→ Exercise instructions
The entries below should be quoted exactly, with no pictures carried over.

→ Data supplied
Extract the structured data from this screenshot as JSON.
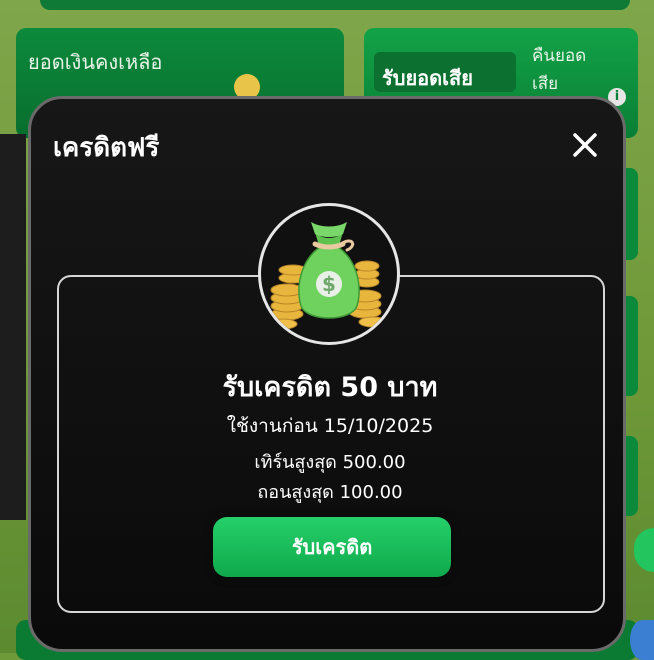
{
  "background": {
    "balance_label": "ยอดเงินคงเหลือ",
    "loss_pill_label": "รับยอดเสีย",
    "loss_side_label": "คืนยอดเสีย",
    "info_glyph": "i"
  },
  "modal": {
    "title": "เครดิตฟรี",
    "close_icon": "close-icon",
    "credit_title": "รับเครดิต 50 บาท",
    "expire_text": "ใช้งานก่อน 15/10/2025",
    "turnover_text": "เทิร์นสูงสุด 500.00",
    "withdraw_text": "ถอนสูงสุด 100.00",
    "claim_button": "รับเครดิต",
    "illustration_icon": "money-bag-icon"
  },
  "colors": {
    "accent_green": "#22c55e",
    "modal_bg": "#111111",
    "text": "#ffffff"
  }
}
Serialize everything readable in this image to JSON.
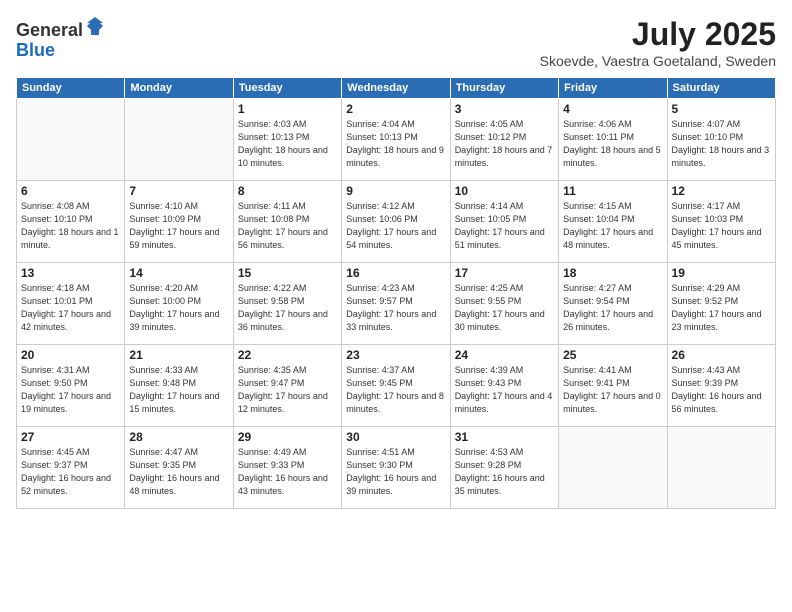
{
  "logo": {
    "general": "General",
    "blue": "Blue"
  },
  "header": {
    "month": "July 2025",
    "location": "Skoevde, Vaestra Goetaland, Sweden"
  },
  "weekdays": [
    "Sunday",
    "Monday",
    "Tuesday",
    "Wednesday",
    "Thursday",
    "Friday",
    "Saturday"
  ],
  "weeks": [
    [
      {
        "day": "",
        "info": ""
      },
      {
        "day": "",
        "info": ""
      },
      {
        "day": "1",
        "info": "Sunrise: 4:03 AM\nSunset: 10:13 PM\nDaylight: 18 hours\nand 10 minutes."
      },
      {
        "day": "2",
        "info": "Sunrise: 4:04 AM\nSunset: 10:13 PM\nDaylight: 18 hours\nand 9 minutes."
      },
      {
        "day": "3",
        "info": "Sunrise: 4:05 AM\nSunset: 10:12 PM\nDaylight: 18 hours\nand 7 minutes."
      },
      {
        "day": "4",
        "info": "Sunrise: 4:06 AM\nSunset: 10:11 PM\nDaylight: 18 hours\nand 5 minutes."
      },
      {
        "day": "5",
        "info": "Sunrise: 4:07 AM\nSunset: 10:10 PM\nDaylight: 18 hours\nand 3 minutes."
      }
    ],
    [
      {
        "day": "6",
        "info": "Sunrise: 4:08 AM\nSunset: 10:10 PM\nDaylight: 18 hours\nand 1 minute."
      },
      {
        "day": "7",
        "info": "Sunrise: 4:10 AM\nSunset: 10:09 PM\nDaylight: 17 hours\nand 59 minutes."
      },
      {
        "day": "8",
        "info": "Sunrise: 4:11 AM\nSunset: 10:08 PM\nDaylight: 17 hours\nand 56 minutes."
      },
      {
        "day": "9",
        "info": "Sunrise: 4:12 AM\nSunset: 10:06 PM\nDaylight: 17 hours\nand 54 minutes."
      },
      {
        "day": "10",
        "info": "Sunrise: 4:14 AM\nSunset: 10:05 PM\nDaylight: 17 hours\nand 51 minutes."
      },
      {
        "day": "11",
        "info": "Sunrise: 4:15 AM\nSunset: 10:04 PM\nDaylight: 17 hours\nand 48 minutes."
      },
      {
        "day": "12",
        "info": "Sunrise: 4:17 AM\nSunset: 10:03 PM\nDaylight: 17 hours\nand 45 minutes."
      }
    ],
    [
      {
        "day": "13",
        "info": "Sunrise: 4:18 AM\nSunset: 10:01 PM\nDaylight: 17 hours\nand 42 minutes."
      },
      {
        "day": "14",
        "info": "Sunrise: 4:20 AM\nSunset: 10:00 PM\nDaylight: 17 hours\nand 39 minutes."
      },
      {
        "day": "15",
        "info": "Sunrise: 4:22 AM\nSunset: 9:58 PM\nDaylight: 17 hours\nand 36 minutes."
      },
      {
        "day": "16",
        "info": "Sunrise: 4:23 AM\nSunset: 9:57 PM\nDaylight: 17 hours\nand 33 minutes."
      },
      {
        "day": "17",
        "info": "Sunrise: 4:25 AM\nSunset: 9:55 PM\nDaylight: 17 hours\nand 30 minutes."
      },
      {
        "day": "18",
        "info": "Sunrise: 4:27 AM\nSunset: 9:54 PM\nDaylight: 17 hours\nand 26 minutes."
      },
      {
        "day": "19",
        "info": "Sunrise: 4:29 AM\nSunset: 9:52 PM\nDaylight: 17 hours\nand 23 minutes."
      }
    ],
    [
      {
        "day": "20",
        "info": "Sunrise: 4:31 AM\nSunset: 9:50 PM\nDaylight: 17 hours\nand 19 minutes."
      },
      {
        "day": "21",
        "info": "Sunrise: 4:33 AM\nSunset: 9:48 PM\nDaylight: 17 hours\nand 15 minutes."
      },
      {
        "day": "22",
        "info": "Sunrise: 4:35 AM\nSunset: 9:47 PM\nDaylight: 17 hours\nand 12 minutes."
      },
      {
        "day": "23",
        "info": "Sunrise: 4:37 AM\nSunset: 9:45 PM\nDaylight: 17 hours\nand 8 minutes."
      },
      {
        "day": "24",
        "info": "Sunrise: 4:39 AM\nSunset: 9:43 PM\nDaylight: 17 hours\nand 4 minutes."
      },
      {
        "day": "25",
        "info": "Sunrise: 4:41 AM\nSunset: 9:41 PM\nDaylight: 17 hours\nand 0 minutes."
      },
      {
        "day": "26",
        "info": "Sunrise: 4:43 AM\nSunset: 9:39 PM\nDaylight: 16 hours\nand 56 minutes."
      }
    ],
    [
      {
        "day": "27",
        "info": "Sunrise: 4:45 AM\nSunset: 9:37 PM\nDaylight: 16 hours\nand 52 minutes."
      },
      {
        "day": "28",
        "info": "Sunrise: 4:47 AM\nSunset: 9:35 PM\nDaylight: 16 hours\nand 48 minutes."
      },
      {
        "day": "29",
        "info": "Sunrise: 4:49 AM\nSunset: 9:33 PM\nDaylight: 16 hours\nand 43 minutes."
      },
      {
        "day": "30",
        "info": "Sunrise: 4:51 AM\nSunset: 9:30 PM\nDaylight: 16 hours\nand 39 minutes."
      },
      {
        "day": "31",
        "info": "Sunrise: 4:53 AM\nSunset: 9:28 PM\nDaylight: 16 hours\nand 35 minutes."
      },
      {
        "day": "",
        "info": ""
      },
      {
        "day": "",
        "info": ""
      }
    ]
  ]
}
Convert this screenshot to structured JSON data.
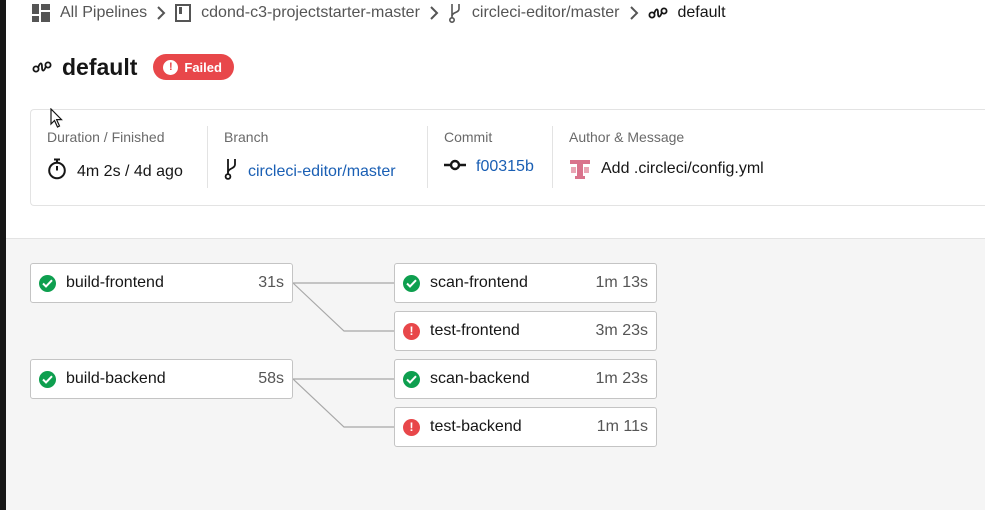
{
  "breadcrumb": {
    "items": [
      {
        "label": "All Pipelines",
        "icon": "dashboard-icon"
      },
      {
        "label": "cdond-c3-projectstarter-master",
        "icon": "repo-icon"
      },
      {
        "label": "circleci-editor/master",
        "icon": "branch-icon"
      },
      {
        "label": "default",
        "icon": "workflow-icon"
      }
    ]
  },
  "header": {
    "title": "default",
    "status": "Failed",
    "status_color": "#e8474a"
  },
  "info": {
    "duration_label": "Duration / Finished",
    "duration_value": "4m 2s / 4d ago",
    "branch_label": "Branch",
    "branch_value": "circleci-editor/master",
    "commit_label": "Commit",
    "commit_value": "f00315b",
    "author_label": "Author & Message",
    "author_message": "Add .circleci/config.yml",
    "link_color": "#1a5fb4"
  },
  "jobs": {
    "build_frontend": {
      "name": "build-frontend",
      "duration": "31s",
      "status": "success"
    },
    "scan_frontend": {
      "name": "scan-frontend",
      "duration": "1m 13s",
      "status": "success"
    },
    "test_frontend": {
      "name": "test-frontend",
      "duration": "3m 23s",
      "status": "failed"
    },
    "build_backend": {
      "name": "build-backend",
      "duration": "58s",
      "status": "success"
    },
    "scan_backend": {
      "name": "scan-backend",
      "duration": "1m 23s",
      "status": "success"
    },
    "test_backend": {
      "name": "test-backend",
      "duration": "1m 11s",
      "status": "failed"
    }
  },
  "colors": {
    "success": "#0e9f4f",
    "failed": "#e8474a"
  }
}
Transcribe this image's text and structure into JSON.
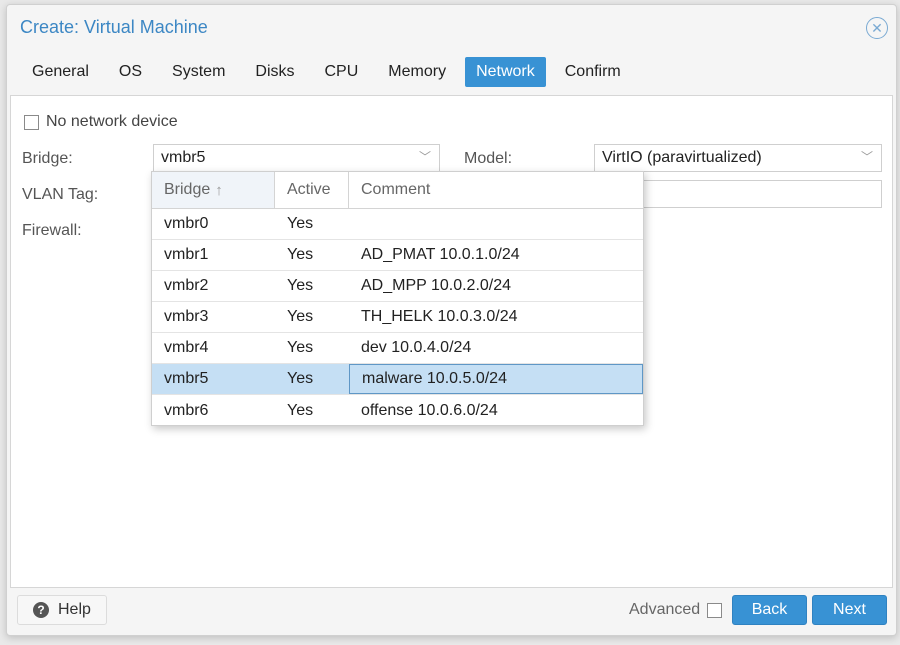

→ Finished answer
Extract the structured data from this screenshot as JSON.
{
  "background": {
    "balance_label": "ยอดเงินคงเหลือ",
    "loss_pill_label": "รับยอดเสีย",
    "loss_side_label": "คืนยอดเสีย",
    "info_glyph": "i"
  },
  "modal": {
    "title": "เครดิตฟรี",
    "close_icon": "close-icon",
    "credit_title": "รับเครดิต 50 บาท",
    "expire_text": "ใช้งานก่อน 15/10/2025",
    "turnover_text": "เทิร์นสูงสุด 500.00",
    "withdraw_text": "ถอนสูงสุด 100.00",
    "claim_button": "รับเครดิต",
    "illustration_icon": "money-bag-icon"
  },
  "colors": {
    "accent_green": "#22c55e",
    "modal_bg": "#111111",
    "text": "#ffffff"
  }
}
Serialize everything readable in this image to JSON.
{
  "logo": {
    "general": "General",
    "blue": "Blue"
  },
  "header": {
    "month": "July 2025",
    "location": "Skoevde, Vaestra Goetaland, Sweden"
  },
  "weekdays": [
    "Sunday",
    "Monday",
    "Tuesday",
    "Wednesday",
    "Thursday",
    "Friday",
    "Saturday"
  ],
  "weeks": [
    [
      {
        "day": "",
        "info": ""
      },
      {
        "day": "",
        "info": ""
      },
      {
        "day": "1",
        "info": "Sunrise: 4:03 AM\nSunset: 10:13 PM\nDaylight: 18 hours\nand 10 minutes."
      },
      {
        "day": "2",
        "info": "Sunrise: 4:04 AM\nSunset: 10:13 PM\nDaylight: 18 hours\nand 9 minutes."
      },
      {
        "day": "3",
        "info": "Sunrise: 4:05 AM\nSunset: 10:12 PM\nDaylight: 18 hours\nand 7 minutes."
      },
      {
        "day": "4",
        "info": "Sunrise: 4:06 AM\nSunset: 10:11 PM\nDaylight: 18 hours\nand 5 minutes."
      },
      {
        "day": "5",
        "info": "Sunrise: 4:07 AM\nSunset: 10:10 PM\nDaylight: 18 hours\nand 3 minutes."
      }
    ],
    [
      {
        "day": "6",
        "info": "Sunrise: 4:08 AM\nSunset: 10:10 PM\nDaylight: 18 hours\nand 1 minute."
      },
      {
        "day": "7",
        "info": "Sunrise: 4:10 AM\nSunset: 10:09 PM\nDaylight: 17 hours\nand 59 minutes."
      },
      {
        "day": "8",
        "info": "Sunrise: 4:11 AM\nSunset: 10:08 PM\nDaylight: 17 hours\nand 56 minutes."
      },
      {
        "day": "9",
        "info": "Sunrise: 4:12 AM\nSunset: 10:06 PM\nDaylight: 17 hours\nand 54 minutes."
      },
      {
        "day": "10",
        "info": "Sunrise: 4:14 AM\nSunset: 10:05 PM\nDaylight: 17 hours\nand 51 minutes."
      },
      {
        "day": "11",
        "info": "Sunrise: 4:15 AM\nSunset: 10:04 PM\nDaylight: 17 hours\nand 48 minutes."
      },
      {
        "day": "12",
        "info": "Sunrise: 4:17 AM\nSunset: 10:03 PM\nDaylight: 17 hours\nand 45 minutes."
      }
    ],
    [
      {
        "day": "13",
        "info": "Sunrise: 4:18 AM\nSunset: 10:01 PM\nDaylight: 17 hours\nand 42 minutes."
      },
      {
        "day": "14",
        "info": "Sunrise: 4:20 AM\nSunset: 10:00 PM\nDaylight: 17 hours\nand 39 minutes."
      },
      {
        "day": "15",
        "info": "Sunrise: 4:22 AM\nSunset: 9:58 PM\nDaylight: 17 hours\nand 36 minutes."
      },
      {
        "day": "16",
        "info": "Sunrise: 4:23 AM\nSunset: 9:57 PM\nDaylight: 17 hours\nand 33 minutes."
      },
      {
        "day": "17",
        "info": "Sunrise: 4:25 AM\nSunset: 9:55 PM\nDaylight: 17 hours\nand 30 minutes."
      },
      {
        "day": "18",
        "info": "Sunrise: 4:27 AM\nSunset: 9:54 PM\nDaylight: 17 hours\nand 26 minutes."
      },
      {
        "day": "19",
        "info": "Sunrise: 4:29 AM\nSunset: 9:52 PM\nDaylight: 17 hours\nand 23 minutes."
      }
    ],
    [
      {
        "day": "20",
        "info": "Sunrise: 4:31 AM\nSunset: 9:50 PM\nDaylight: 17 hours\nand 19 minutes."
      },
      {
        "day": "21",
        "info": "Sunrise: 4:33 AM\nSunset: 9:48 PM\nDaylight: 17 hours\nand 15 minutes."
      },
      {
        "day": "22",
        "info": "Sunrise: 4:35 AM\nSunset: 9:47 PM\nDaylight: 17 hours\nand 12 minutes."
      },
      {
        "day": "23",
        "info": "Sunrise: 4:37 AM\nSunset: 9:45 PM\nDaylight: 17 hours\nand 8 minutes."
      },
      {
        "day": "24",
        "info": "Sunrise: 4:39 AM\nSunset: 9:43 PM\nDaylight: 17 hours\nand 4 minutes."
      },
      {
        "day": "25",
        "info": "Sunrise: 4:41 AM\nSunset: 9:41 PM\nDaylight: 17 hours\nand 0 minutes."
      },
      {
        "day": "26",
        "info": "Sunrise: 4:43 AM\nSunset: 9:39 PM\nDaylight: 16 hours\nand 56 minutes."
      }
    ],
    [
      {
        "day": "27",
        "info": "Sunrise: 4:45 AM\nSunset: 9:37 PM\nDaylight: 16 hours\nand 52 minutes."
      },
      {
        "day": "28",
        "info": "Sunrise: 4:47 AM\nSunset: 9:35 PM\nDaylight: 16 hours\nand 48 minutes."
      },
      {
        "day": "29",
        "info": "Sunrise: 4:49 AM\nSunset: 9:33 PM\nDaylight: 16 hours\nand 43 minutes."
      },
      {
        "day": "30",
        "info": "Sunrise: 4:51 AM\nSunset: 9:30 PM\nDaylight: 16 hours\nand 39 minutes."
      },
      {
        "day": "31",
        "info": "Sunrise: 4:53 AM\nSunset: 9:28 PM\nDaylight: 16 hours\nand 35 minutes."
      },
      {
        "day": "",
        "info": ""
      },
      {
        "day": "",
        "info": ""
      }
    ]
  ]
}
Convert this screenshot to structured JSON data.
{
  "breadcrumb": {
    "items": [
      {
        "label": "All Pipelines",
        "icon": "dashboard-icon"
      },
      {
        "label": "cdond-c3-projectstarter-master",
        "icon": "repo-icon"
      },
      {
        "label": "circleci-editor/master",
        "icon": "branch-icon"
      },
      {
        "label": "default",
        "icon": "workflow-icon"
      }
    ]
  },
  "header": {
    "title": "default",
    "status": "Failed",
    "status_color": "#e8474a"
  },
  "info": {
    "duration_label": "Duration / Finished",
    "duration_value": "4m 2s / 4d ago",
    "branch_label": "Branch",
    "branch_value": "circleci-editor/master",
    "commit_label": "Commit",
    "commit_value": "f00315b",
    "author_label": "Author & Message",
    "author_message": "Add .circleci/config.yml",
    "link_color": "#1a5fb4"
  },
  "jobs": {
    "build_frontend": {
      "name": "build-frontend",
      "duration": "31s",
      "status": "success"
    },
    "scan_frontend": {
      "name": "scan-frontend",
      "duration": "1m 13s",
      "status": "success"
    },
    "test_frontend": {
      "name": "test-frontend",
      "duration": "3m 23s",
      "status": "failed"
    },
    "build_backend": {
      "name": "build-backend",
      "duration": "58s",
      "status": "success"
    },
    "scan_backend": {
      "name": "scan-backend",
      "duration": "1m 23s",
      "status": "success"
    },
    "test_backend": {
      "name": "test-backend",
      "duration": "1m 11s",
      "status": "failed"
    }
  },
  "colors": {
    "success": "#0e9f4f",
    "failed": "#e8474a"
  }
}
Transcribe this image's text and structure into JSON.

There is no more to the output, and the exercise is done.